**Bacaan:**

════

Menanam buah dan sayuran
di sekitar rumah kita pasti jatuhnya mahal – karena harga tanah
perumahan kita juga sudah sangat mahal. Tetapi bila ini kita budayakan, sedikit demi sedikit kita akan bisa memenuhi (sebagian) dari kebutuhan pangan kita.
Dengan
demikian kita juga akan secara bertahap mengurangi ketergantungan
pangan pada supply pangan yang berasal dari para konglomerasi pangan.
Bila budaya ini terus ditingkatkan, suatu saat nanti supply pangan akan
kembali ke tangan masyarakat.
Konsep
kita untuk mengembalikan pengelolaan pangan yang berfokus pada
accessibility ini ternyata juga direspon baik oleh organic consumers di
benua Amerika, mulai dari Amerika Utara sampai Amerika Selatan – yang
melalui organisasinya juga telah menjalin kontak dengan kami.
Inti
dari konsep pengelolaan supply pangan pada accessibility ini kami
tuangkan dalam gerakan yang kami sebut iGrow ( bisa dibaca I Grow) My
Own Food, yang terdiri dari lima langkah sederhana.

════

**Data Hasil Ekstraksi:**
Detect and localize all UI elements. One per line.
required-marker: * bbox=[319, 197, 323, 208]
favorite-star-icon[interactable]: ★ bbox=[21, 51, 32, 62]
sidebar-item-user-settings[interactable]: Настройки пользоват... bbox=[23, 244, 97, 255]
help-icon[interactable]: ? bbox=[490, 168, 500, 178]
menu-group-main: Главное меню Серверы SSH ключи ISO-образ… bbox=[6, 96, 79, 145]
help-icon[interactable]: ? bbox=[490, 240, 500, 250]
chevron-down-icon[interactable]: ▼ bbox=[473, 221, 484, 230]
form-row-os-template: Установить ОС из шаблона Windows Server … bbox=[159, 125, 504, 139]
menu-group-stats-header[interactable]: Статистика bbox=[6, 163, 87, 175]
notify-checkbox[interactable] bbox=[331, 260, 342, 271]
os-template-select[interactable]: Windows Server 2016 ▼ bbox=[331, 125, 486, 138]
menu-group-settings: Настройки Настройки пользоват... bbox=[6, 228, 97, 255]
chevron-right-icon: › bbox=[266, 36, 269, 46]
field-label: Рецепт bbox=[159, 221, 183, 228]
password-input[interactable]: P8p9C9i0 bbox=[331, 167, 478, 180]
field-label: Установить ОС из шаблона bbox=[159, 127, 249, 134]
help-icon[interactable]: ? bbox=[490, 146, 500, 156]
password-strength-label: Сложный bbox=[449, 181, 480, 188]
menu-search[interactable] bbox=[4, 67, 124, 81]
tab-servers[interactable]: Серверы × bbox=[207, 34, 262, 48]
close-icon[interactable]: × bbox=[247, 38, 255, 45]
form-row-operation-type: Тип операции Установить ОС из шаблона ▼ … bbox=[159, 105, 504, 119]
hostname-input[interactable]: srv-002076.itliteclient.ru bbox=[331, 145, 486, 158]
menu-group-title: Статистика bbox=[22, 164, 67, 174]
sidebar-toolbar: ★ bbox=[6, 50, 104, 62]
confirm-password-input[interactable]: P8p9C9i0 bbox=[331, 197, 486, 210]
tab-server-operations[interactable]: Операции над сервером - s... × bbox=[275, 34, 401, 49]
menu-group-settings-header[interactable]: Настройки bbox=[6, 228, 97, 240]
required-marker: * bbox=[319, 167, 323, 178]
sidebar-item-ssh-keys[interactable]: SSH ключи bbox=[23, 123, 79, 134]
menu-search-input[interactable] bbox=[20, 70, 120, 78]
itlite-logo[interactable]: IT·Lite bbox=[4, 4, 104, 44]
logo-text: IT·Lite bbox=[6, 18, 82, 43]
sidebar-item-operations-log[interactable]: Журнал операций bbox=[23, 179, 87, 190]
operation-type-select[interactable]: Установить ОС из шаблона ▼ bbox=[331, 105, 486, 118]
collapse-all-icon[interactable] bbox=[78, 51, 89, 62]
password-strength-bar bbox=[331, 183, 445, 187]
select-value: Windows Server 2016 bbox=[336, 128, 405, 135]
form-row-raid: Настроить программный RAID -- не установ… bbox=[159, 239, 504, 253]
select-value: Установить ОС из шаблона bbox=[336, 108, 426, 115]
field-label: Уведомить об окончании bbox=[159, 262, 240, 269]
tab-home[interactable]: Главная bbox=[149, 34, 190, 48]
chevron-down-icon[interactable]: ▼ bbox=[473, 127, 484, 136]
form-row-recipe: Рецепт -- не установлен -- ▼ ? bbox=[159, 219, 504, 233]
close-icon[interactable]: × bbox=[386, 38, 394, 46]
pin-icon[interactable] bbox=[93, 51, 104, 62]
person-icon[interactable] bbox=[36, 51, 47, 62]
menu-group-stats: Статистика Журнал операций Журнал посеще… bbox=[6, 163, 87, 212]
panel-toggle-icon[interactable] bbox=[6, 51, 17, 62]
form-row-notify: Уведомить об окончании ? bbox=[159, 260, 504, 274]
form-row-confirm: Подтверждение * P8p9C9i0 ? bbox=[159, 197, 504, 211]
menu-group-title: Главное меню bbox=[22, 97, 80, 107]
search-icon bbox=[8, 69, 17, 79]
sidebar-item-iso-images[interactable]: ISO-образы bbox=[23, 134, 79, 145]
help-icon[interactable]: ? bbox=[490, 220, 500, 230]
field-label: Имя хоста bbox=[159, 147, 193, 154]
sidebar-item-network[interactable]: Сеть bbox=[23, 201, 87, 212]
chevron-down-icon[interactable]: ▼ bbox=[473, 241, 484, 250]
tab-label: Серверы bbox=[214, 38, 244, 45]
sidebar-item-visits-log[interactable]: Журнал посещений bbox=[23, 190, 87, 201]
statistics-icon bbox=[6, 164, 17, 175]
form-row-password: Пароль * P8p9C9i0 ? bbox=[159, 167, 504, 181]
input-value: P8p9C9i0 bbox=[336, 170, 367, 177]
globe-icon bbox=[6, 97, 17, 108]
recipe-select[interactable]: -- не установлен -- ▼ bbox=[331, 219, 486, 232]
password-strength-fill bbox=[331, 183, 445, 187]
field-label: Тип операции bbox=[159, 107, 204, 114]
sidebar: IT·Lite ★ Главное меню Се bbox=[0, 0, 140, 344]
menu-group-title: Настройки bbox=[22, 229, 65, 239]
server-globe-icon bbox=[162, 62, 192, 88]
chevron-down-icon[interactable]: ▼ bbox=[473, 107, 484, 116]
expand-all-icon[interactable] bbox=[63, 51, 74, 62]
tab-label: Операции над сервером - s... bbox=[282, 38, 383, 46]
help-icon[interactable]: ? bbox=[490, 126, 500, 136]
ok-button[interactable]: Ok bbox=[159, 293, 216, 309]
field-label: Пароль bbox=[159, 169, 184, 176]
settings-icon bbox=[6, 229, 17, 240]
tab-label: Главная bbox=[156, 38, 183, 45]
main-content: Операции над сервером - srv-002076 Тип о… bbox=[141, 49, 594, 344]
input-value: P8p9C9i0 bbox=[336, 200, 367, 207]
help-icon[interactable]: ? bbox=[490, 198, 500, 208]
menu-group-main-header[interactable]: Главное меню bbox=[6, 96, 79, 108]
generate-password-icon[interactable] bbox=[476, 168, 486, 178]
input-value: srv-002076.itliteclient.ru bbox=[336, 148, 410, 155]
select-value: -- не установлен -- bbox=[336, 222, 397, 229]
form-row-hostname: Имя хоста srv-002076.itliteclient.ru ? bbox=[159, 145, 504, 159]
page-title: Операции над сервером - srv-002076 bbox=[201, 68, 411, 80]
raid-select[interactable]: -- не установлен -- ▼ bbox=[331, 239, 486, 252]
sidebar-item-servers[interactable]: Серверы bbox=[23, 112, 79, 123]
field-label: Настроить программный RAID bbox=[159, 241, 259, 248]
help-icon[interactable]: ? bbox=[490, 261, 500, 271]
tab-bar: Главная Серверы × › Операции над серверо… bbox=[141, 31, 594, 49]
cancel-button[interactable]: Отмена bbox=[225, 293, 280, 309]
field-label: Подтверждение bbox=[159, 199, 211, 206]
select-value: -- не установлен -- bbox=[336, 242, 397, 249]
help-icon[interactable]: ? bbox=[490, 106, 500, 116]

════

**Tugas:** Tolong kutip dari bacaan tentang menanam pangan di sekitar rumah bagian mulai dari "Menanam buah dan" sampai dengan "ke tangan masyarakat.", persis seperti dalam teks. Item-item di atas tidak berperan sama sekali di sini.

**Kolom Jawaban:**
Menanam buah dan sayuran
di sekitar rumah kita pasti jatuhnya mahal – karena harga tanah
perumahan kita juga sudah sangat mahal. Tetapi bila ini kita budayakan, sedikit demi sedikit kita akan bisa memenuhi (sebagian) dari kebutuhan pangan kita.
Dengan
demikian kita juga akan secara bertahap mengurangi ketergantungan
pangan pada supply pangan yang berasal dari para konglomerasi pangan.
Bila budaya ini terus ditingkatkan, suatu saat nanti supply pangan akan
kembali ke tangan masyarakat.